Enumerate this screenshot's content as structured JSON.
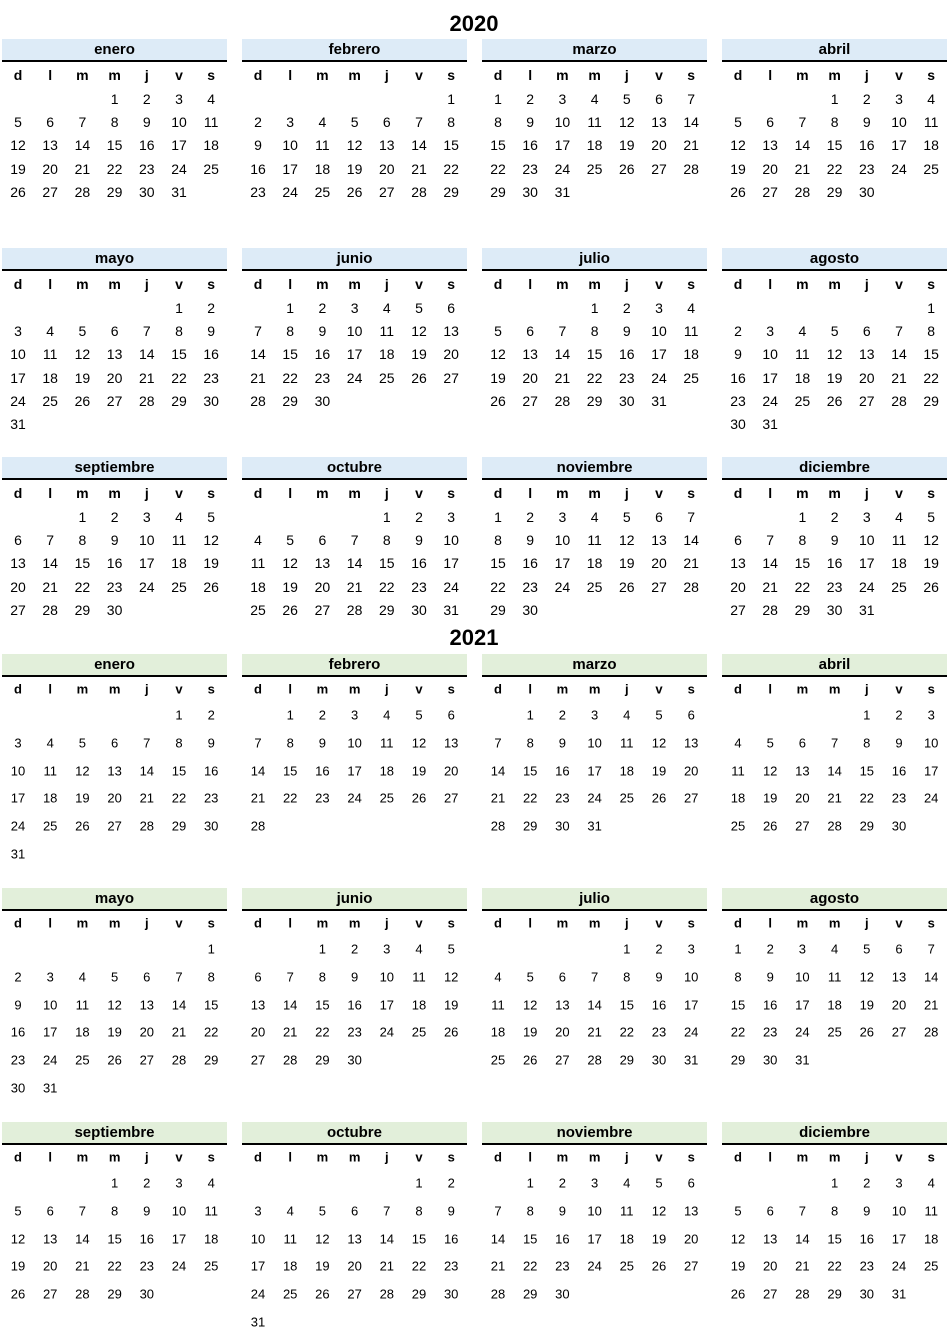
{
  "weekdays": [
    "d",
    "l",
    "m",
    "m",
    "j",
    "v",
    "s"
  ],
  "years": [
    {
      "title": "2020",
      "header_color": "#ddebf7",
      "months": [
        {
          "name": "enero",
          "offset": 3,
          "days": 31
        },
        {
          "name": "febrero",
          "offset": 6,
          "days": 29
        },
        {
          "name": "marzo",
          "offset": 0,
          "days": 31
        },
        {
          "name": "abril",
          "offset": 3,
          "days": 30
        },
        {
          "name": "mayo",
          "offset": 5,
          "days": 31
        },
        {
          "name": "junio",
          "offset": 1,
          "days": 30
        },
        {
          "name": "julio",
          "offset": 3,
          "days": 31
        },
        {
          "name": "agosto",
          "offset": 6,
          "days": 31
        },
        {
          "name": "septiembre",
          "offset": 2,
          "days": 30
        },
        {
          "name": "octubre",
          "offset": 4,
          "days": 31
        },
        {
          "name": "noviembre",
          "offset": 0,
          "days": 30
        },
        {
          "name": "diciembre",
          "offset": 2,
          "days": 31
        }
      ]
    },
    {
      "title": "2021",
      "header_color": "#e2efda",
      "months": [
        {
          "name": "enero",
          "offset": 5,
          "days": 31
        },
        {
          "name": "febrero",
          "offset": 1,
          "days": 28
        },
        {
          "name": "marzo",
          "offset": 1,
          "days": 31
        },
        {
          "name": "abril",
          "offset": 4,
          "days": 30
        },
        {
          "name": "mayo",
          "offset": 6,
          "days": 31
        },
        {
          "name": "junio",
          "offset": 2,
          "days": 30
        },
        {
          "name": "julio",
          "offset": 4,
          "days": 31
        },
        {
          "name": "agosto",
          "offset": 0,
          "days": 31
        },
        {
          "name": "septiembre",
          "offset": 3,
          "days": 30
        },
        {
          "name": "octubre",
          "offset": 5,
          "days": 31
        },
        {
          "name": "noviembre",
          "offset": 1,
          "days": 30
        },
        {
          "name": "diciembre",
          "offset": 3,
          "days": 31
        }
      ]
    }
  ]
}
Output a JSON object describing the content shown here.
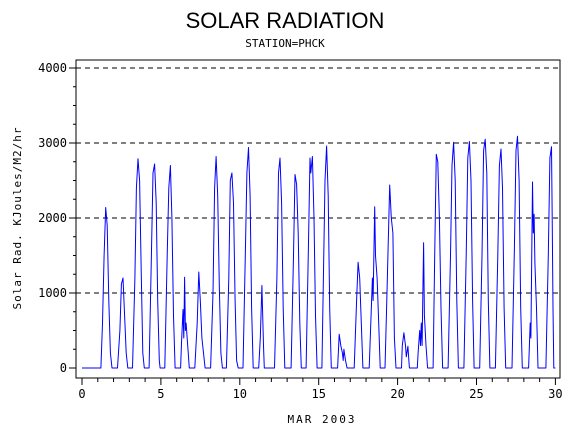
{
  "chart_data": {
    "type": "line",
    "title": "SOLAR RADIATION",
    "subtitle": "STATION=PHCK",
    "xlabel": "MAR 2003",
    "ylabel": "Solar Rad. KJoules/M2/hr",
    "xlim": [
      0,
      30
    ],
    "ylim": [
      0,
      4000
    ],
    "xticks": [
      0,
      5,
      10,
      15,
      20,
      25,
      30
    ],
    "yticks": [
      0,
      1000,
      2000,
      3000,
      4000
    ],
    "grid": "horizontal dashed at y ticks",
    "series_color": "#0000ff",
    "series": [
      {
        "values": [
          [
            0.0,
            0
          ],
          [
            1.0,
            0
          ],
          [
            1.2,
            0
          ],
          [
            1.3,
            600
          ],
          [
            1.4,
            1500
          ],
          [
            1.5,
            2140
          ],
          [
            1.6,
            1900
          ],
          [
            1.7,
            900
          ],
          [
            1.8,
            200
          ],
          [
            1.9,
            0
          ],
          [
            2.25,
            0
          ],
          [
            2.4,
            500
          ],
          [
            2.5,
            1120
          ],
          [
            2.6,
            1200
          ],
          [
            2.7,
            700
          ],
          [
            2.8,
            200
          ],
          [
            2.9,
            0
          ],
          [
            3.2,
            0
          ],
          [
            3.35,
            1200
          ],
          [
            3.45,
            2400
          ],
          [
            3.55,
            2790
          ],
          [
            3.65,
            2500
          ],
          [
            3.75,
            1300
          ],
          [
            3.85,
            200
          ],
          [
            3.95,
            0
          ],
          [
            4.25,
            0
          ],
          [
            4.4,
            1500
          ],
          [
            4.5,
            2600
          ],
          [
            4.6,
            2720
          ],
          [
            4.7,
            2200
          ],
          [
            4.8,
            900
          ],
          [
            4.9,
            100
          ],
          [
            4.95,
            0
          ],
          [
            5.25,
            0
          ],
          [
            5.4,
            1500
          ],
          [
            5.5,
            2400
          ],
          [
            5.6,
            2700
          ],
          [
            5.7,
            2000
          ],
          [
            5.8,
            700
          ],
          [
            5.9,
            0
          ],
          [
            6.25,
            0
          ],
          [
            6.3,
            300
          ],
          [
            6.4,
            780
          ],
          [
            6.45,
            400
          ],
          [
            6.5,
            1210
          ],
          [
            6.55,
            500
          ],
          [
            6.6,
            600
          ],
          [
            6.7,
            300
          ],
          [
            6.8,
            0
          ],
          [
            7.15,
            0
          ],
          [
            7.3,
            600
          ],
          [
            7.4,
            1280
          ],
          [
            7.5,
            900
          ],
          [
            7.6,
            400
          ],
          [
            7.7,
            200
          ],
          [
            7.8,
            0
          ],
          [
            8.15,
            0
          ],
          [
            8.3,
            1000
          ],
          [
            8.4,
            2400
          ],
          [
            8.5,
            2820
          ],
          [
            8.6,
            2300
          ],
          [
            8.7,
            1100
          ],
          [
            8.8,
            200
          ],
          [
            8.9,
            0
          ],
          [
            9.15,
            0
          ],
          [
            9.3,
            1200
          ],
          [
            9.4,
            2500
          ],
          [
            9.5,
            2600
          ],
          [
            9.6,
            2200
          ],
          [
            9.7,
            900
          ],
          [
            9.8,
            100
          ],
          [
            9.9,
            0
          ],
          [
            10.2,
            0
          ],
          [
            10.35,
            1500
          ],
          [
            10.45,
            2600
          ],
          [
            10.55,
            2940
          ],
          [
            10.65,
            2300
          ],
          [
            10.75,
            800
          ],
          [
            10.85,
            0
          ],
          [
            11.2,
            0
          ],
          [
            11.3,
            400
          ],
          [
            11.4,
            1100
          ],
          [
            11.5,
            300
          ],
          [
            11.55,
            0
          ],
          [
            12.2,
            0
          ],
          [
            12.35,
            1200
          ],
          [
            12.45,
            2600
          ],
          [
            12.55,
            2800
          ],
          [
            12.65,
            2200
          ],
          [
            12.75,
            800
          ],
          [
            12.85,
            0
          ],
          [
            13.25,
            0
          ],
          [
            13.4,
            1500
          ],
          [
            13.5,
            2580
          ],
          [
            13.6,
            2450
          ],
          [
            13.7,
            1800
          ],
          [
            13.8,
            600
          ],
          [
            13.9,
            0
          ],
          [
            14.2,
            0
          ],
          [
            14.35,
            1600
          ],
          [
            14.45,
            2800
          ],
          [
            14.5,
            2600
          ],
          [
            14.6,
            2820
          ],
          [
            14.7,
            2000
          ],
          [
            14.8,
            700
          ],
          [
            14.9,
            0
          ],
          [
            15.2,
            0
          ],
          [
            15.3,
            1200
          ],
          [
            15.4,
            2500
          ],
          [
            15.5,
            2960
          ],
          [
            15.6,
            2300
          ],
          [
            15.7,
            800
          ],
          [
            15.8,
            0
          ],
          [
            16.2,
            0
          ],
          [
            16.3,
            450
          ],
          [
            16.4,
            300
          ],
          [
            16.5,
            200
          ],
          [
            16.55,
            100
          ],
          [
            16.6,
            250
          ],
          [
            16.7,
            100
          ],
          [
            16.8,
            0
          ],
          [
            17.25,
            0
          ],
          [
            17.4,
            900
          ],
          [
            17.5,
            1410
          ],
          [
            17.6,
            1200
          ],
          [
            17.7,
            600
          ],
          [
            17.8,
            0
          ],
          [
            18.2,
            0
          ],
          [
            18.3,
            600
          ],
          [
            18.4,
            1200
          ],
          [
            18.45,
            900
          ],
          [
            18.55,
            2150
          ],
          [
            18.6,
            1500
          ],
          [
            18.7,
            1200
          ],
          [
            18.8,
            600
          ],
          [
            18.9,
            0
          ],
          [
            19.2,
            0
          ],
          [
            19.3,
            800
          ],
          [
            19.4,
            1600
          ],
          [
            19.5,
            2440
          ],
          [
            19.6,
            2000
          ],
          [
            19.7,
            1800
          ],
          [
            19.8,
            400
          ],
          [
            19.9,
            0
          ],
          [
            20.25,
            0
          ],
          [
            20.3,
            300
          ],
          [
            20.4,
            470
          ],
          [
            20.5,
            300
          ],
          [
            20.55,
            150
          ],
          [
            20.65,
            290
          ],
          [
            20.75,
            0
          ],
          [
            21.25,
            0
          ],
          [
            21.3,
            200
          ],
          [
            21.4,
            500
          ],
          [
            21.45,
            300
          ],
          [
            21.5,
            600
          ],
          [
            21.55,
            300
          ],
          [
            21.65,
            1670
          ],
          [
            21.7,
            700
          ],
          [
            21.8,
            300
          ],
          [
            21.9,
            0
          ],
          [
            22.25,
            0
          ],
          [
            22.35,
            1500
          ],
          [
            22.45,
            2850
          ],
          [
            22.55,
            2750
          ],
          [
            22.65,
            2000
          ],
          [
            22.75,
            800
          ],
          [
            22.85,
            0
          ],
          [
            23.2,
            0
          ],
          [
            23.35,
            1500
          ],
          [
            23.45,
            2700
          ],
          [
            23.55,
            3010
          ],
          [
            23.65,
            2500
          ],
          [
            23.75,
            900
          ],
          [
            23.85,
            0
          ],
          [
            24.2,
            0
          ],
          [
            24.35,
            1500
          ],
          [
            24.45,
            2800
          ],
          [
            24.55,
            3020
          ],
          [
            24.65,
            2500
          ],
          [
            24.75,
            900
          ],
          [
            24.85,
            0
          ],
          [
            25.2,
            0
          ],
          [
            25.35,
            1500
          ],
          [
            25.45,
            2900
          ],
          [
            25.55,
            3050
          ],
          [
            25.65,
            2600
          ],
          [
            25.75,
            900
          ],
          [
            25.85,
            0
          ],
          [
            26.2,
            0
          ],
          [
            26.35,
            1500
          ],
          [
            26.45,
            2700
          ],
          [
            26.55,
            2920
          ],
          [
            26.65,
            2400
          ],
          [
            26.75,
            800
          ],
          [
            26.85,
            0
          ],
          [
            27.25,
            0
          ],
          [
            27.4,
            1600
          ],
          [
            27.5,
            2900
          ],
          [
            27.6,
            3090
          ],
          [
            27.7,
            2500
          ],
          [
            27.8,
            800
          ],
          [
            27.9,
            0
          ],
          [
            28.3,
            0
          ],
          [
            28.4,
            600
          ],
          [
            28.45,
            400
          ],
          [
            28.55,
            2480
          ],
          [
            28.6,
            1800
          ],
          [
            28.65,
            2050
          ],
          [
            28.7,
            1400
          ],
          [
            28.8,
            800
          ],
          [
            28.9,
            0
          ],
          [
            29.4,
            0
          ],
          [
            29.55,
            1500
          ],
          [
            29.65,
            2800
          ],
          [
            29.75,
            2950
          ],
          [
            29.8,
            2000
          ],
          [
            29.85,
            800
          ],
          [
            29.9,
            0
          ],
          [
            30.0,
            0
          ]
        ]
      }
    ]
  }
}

────────

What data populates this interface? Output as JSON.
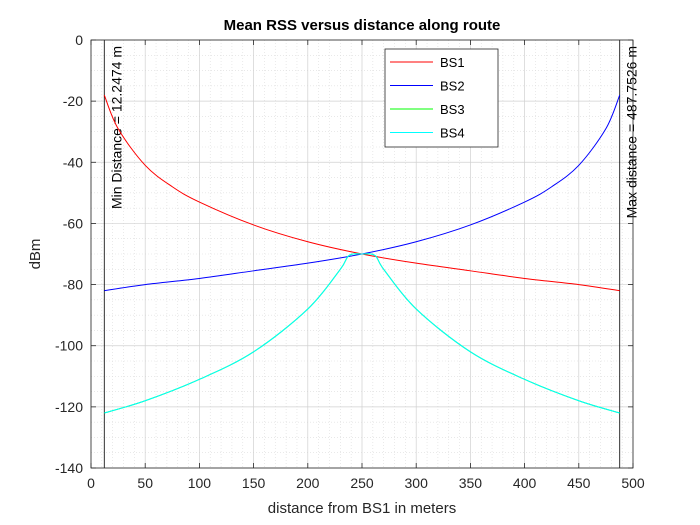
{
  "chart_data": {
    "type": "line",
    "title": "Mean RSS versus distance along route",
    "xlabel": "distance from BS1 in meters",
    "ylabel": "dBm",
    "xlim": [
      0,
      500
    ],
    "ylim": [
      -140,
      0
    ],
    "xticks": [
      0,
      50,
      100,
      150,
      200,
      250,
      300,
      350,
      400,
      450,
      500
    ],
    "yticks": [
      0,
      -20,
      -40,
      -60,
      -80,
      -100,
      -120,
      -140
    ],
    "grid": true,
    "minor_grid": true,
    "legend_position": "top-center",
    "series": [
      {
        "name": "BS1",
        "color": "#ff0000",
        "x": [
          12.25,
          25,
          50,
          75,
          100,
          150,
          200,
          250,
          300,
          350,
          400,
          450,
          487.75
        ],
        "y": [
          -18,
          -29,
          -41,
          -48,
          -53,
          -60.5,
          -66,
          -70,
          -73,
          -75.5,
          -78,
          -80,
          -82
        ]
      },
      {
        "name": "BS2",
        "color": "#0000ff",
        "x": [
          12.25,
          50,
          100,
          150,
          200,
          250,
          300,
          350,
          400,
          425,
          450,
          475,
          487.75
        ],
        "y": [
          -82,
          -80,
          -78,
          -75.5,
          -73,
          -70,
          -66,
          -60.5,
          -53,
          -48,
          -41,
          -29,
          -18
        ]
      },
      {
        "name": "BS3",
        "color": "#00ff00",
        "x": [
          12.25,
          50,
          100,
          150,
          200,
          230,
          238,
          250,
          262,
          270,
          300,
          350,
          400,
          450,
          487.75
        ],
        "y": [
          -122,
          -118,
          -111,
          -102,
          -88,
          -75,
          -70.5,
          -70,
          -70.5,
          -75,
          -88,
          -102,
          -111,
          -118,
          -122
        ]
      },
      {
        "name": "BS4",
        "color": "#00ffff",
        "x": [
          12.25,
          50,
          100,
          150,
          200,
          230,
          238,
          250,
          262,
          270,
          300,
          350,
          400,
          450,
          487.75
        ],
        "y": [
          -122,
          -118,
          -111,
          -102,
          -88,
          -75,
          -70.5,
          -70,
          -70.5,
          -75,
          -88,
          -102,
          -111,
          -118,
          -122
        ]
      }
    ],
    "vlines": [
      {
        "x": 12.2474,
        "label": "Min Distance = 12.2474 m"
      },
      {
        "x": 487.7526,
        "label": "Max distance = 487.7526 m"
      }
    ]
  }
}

────────

(Task description)
Of the lines in the data, how many hold the string "ylabel"? State the number, nothing else.

(Response)
2